◆ BRIEF ◆
Write out every line of the rows below as a JSON list of strings, one string per line, with blank lines skipped. Leave the pictures out.

◆ MATERIAL PROVIDED ◆
============================================================

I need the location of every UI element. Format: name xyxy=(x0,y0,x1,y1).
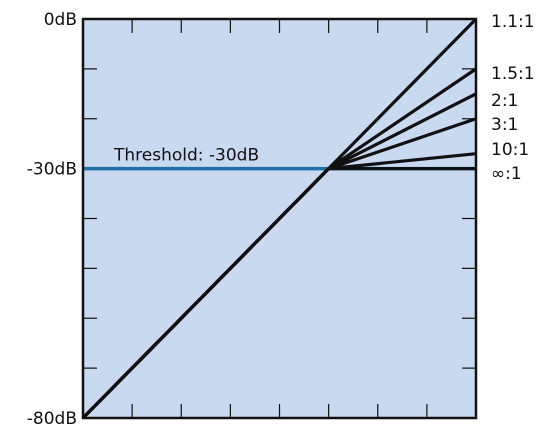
y-tick-labels: 0dB -30dB -80dB xyxy=(27,10,77,429)
ratio-label: 1.5:1 xyxy=(491,64,535,84)
y-tick-label: -30dB xyxy=(27,160,77,180)
ratio-label: ∞:1 xyxy=(491,164,522,184)
ratio-label: 2:1 xyxy=(491,91,518,111)
ratio-labels: 1.1:1 1.5:1 2:1 3:1 10:1 ∞:1 xyxy=(491,12,535,184)
ratio-curve xyxy=(81,167,476,420)
ratio-curves xyxy=(81,17,478,420)
ratio-label: 3:1 xyxy=(491,115,518,135)
ratio-label: 1.1:1 xyxy=(491,12,535,32)
y-tick-label: -80dB xyxy=(27,409,77,429)
plot-frame xyxy=(81,17,478,420)
tick-marks xyxy=(83,19,476,418)
y-tick-label: 0dB xyxy=(44,10,77,30)
threshold-label: Threshold: -30dB xyxy=(113,146,259,166)
ratio-label: 10:1 xyxy=(491,140,529,160)
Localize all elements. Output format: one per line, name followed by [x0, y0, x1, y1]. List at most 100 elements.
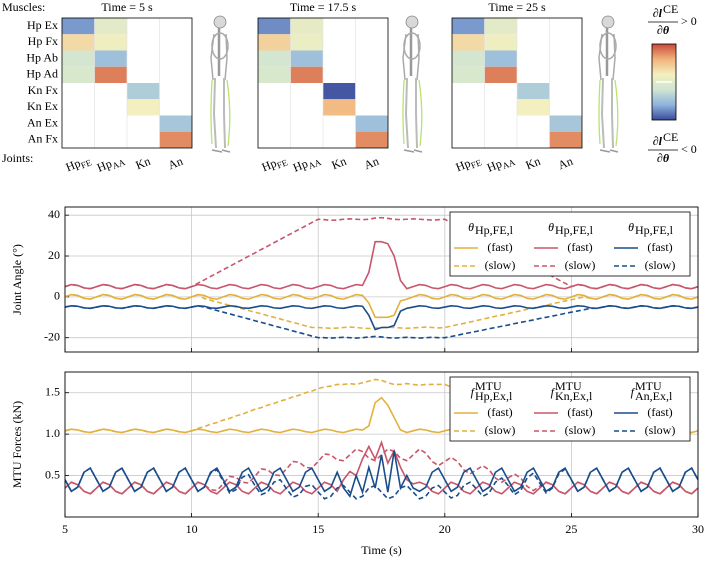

============================================================

◆ OUTPUT BELOW ◆
[
  "I need the location of every UI element. Format: name xyxy=(x0,y0,x1,y1).",
  "y-tick-labels: 0dB -30dB -80dB xyxy=(27,10,77,429)",
  "ratio-label: 1.5:1 xyxy=(491,64,535,84)",
  "y-tick-label: -30dB xyxy=(27,160,77,180)",
  "ratio-label: ∞:1 xyxy=(491,164,522,184)",
  "ratio-label: 2:1 xyxy=(491,91,518,111)",
  "ratio-labels: 1.1:1 1.5:1 2:1 3:1 10:1 ∞:1 xyxy=(491,12,535,184)",
  "ratio-curve xyxy=(81,167,476,420)",
  "ratio-curves xyxy=(81,17,478,420)",
  "ratio-label: 3:1 xyxy=(491,115,518,135)",
  "ratio-label: 1.1:1 xyxy=(491,12,535,32)",
  "y-tick-label: -80dB xyxy=(27,409,77,429)",
  "plot-frame xyxy=(81,17,478,420)",
  "tick-marks xyxy=(83,19,476,418)",
  "y-tick-label: 0dB xyxy=(44,10,77,30)",
  "threshold-label: Threshold: -30dB xyxy=(113,146,259,166)",
  "ratio-label: 10:1 xyxy=(491,140,529,160)",
  "Localize all elements. Output format: one per line, name followed by [x0, y0, x1, y1]. List at most 100 elements."
]